───── Given records

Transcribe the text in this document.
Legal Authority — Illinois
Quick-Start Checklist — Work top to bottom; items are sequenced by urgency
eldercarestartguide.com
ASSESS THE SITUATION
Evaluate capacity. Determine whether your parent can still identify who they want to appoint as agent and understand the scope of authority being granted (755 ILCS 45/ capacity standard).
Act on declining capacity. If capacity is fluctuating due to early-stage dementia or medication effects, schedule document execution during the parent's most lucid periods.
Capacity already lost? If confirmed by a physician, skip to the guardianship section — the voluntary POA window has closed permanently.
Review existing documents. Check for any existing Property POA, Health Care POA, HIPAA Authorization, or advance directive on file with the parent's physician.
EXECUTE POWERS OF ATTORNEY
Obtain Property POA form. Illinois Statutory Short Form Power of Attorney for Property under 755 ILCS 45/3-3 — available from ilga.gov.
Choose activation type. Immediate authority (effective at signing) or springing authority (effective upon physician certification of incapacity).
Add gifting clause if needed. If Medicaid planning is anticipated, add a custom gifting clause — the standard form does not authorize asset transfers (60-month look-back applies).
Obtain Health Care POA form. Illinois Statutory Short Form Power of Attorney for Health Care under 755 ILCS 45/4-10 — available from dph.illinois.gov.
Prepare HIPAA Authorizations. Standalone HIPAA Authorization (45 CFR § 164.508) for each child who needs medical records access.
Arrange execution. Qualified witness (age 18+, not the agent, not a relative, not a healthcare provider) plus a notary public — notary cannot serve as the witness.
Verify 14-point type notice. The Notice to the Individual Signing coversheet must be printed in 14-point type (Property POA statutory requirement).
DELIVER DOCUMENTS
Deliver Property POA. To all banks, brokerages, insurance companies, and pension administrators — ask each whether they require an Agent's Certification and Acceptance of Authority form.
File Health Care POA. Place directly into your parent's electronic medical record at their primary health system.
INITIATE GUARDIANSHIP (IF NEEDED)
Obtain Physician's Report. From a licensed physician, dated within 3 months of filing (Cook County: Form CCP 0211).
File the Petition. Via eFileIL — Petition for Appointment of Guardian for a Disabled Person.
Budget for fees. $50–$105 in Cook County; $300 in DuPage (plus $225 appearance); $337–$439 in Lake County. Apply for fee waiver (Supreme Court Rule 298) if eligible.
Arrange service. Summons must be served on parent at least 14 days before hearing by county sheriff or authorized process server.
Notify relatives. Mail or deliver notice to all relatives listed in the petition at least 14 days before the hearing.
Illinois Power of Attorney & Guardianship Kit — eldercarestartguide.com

──────────

• Task details: Identify each line of the material where the word "notice" shows up, and copy it.

• Task answer:
Verify 14-point type notice. The Notice to the Individual Signing coversheet must be printed in 14-point type (Property POA statutory requirement).
Notify relatives. Mail or deliver notice to all relatives listed in the petition at least 14 days before the hearing.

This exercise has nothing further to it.